Short exercise: Your task is to give the listing below back word for word, pictures excluded.

Exercise inputs:
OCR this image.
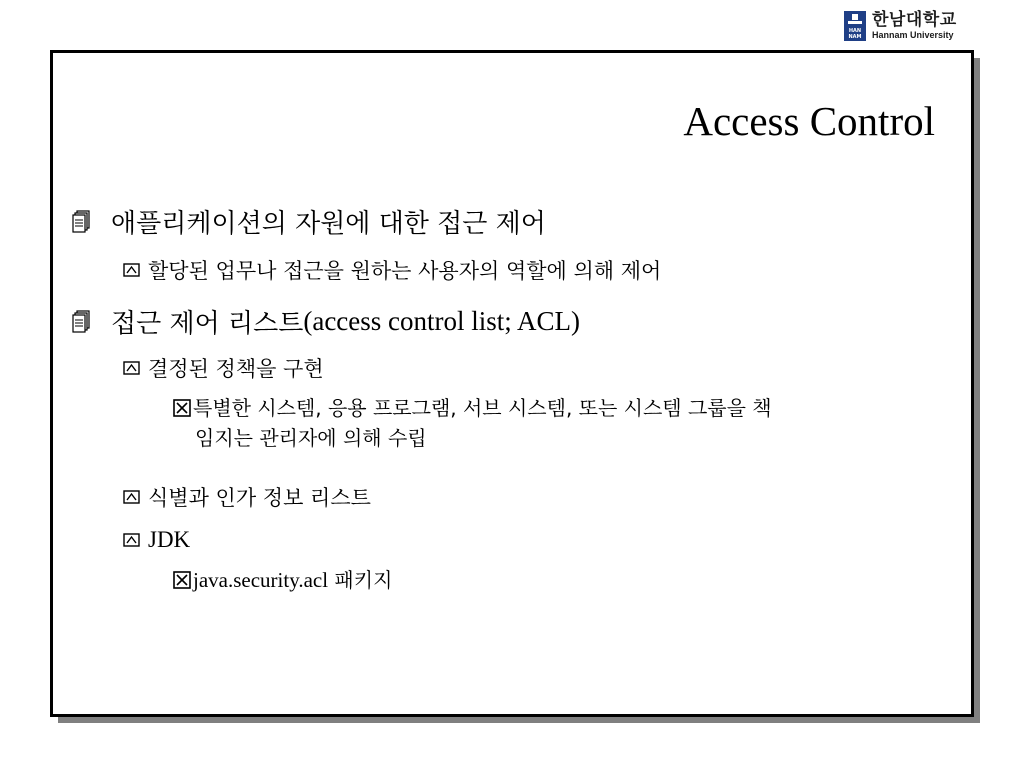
HAN NAM
한남대학교
Hannam University
Access Control
애플리케이션의 자원에 대한 접근 제어
할당된 업무나 접근을 원하는 사용자의 역할에 의해 제어
접근 제어 리스트 (access control list; ACL)
결정된 정책을 구현
특별한 시스템, 응용 프로그램, 서브 시스템, 또는 시스템 그룹을 책
임지는 관리자에 의해 수립
식별과 인가 정보 리스트
JDK
java.security.acl 패키지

Task answer:
OCR this image.
HAN NAM
한남대학교
Hannam University
Access Control
애플리케이션의 자원에 대한 접근 제어
할당된 업무나 접근을 원하는 사용자의 역할에 의해 제어
접근 제어 리스트 (access control list; ACL)
결정된 정책을 구현
특별한 시스템, 응용 프로그램, 서브 시스템, 또는 시스템 그룹을 책
임지는 관리자에 의해 수립
식별과 인가 정보 리스트
JDK
java.security.acl 패키지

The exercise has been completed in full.